[DESCRIPTION OF THE TASK]
Extract the complete listing and output it unchanged.

** START SUPPLIED RECORDS **

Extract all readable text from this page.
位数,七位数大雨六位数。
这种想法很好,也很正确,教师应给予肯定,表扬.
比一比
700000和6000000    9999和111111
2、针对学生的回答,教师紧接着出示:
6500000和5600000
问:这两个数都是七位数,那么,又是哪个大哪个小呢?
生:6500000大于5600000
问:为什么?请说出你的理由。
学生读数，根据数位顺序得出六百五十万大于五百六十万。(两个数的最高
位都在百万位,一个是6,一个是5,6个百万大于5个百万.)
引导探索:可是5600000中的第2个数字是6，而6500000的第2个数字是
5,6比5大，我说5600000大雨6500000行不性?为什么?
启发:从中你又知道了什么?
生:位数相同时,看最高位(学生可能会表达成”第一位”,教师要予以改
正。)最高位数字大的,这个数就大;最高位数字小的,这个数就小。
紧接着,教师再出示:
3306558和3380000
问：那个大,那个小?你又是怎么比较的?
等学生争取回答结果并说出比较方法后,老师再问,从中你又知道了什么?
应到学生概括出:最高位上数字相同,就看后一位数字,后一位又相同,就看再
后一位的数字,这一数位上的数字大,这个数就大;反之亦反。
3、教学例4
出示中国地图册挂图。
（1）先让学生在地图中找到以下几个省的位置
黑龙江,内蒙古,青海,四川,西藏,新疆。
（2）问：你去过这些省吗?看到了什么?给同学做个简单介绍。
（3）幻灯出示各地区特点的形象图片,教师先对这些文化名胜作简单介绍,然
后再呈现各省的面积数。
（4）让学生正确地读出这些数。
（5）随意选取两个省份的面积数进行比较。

** END SUPPLIED RECORDS **

[OUTPUT]
Extract all readable text from this page.
位数,七位数大雨六位数。
这种想法很好,也很正确,教师应给予肯定,表扬.
比一比
700000和6000000    9999和111111
2、针对学生的回答,教师紧接着出示:
6500000和5600000
问:这两个数都是七位数,那么,又是哪个大哪个小呢?
生:6500000大于5600000
问:为什么?请说出你的理由。
学生读数，根据数位顺序得出六百五十万大于五百六十万。(两个数的最高
位都在百万位,一个是6,一个是5,6个百万大于5个百万.)
引导探索:可是5600000中的第2个数字是6，而6500000的第2个数字是
5,6比5大，我说5600000大雨6500000行不性?为什么?
启发:从中你又知道了什么?
生:位数相同时,看最高位(学生可能会表达成”第一位”,教师要予以改
正。)最高位数字大的,这个数就大;最高位数字小的,这个数就小。
紧接着,教师再出示:
3306558和3380000
问：那个大,那个小?你又是怎么比较的?
等学生争取回答结果并说出比较方法后,老师再问,从中你又知道了什么?
应到学生概括出:最高位上数字相同,就看后一位数字,后一位又相同,就看再
后一位的数字,这一数位上的数字大,这个数就大;反之亦反。
3、教学例4
出示中国地图册挂图。
（1）先让学生在地图中找到以下几个省的位置
黑龙江,内蒙古,青海,四川,西藏,新疆。
（2）问：你去过这些省吗?看到了什么?给同学做个简单介绍。
（3）幻灯出示各地区特点的形象图片,教师先对这些文化名胜作简单介绍,然
后再呈现各省的面积数。
（4）让学生正确地读出这些数。
（5）随意选取两个省份的面积数进行比较。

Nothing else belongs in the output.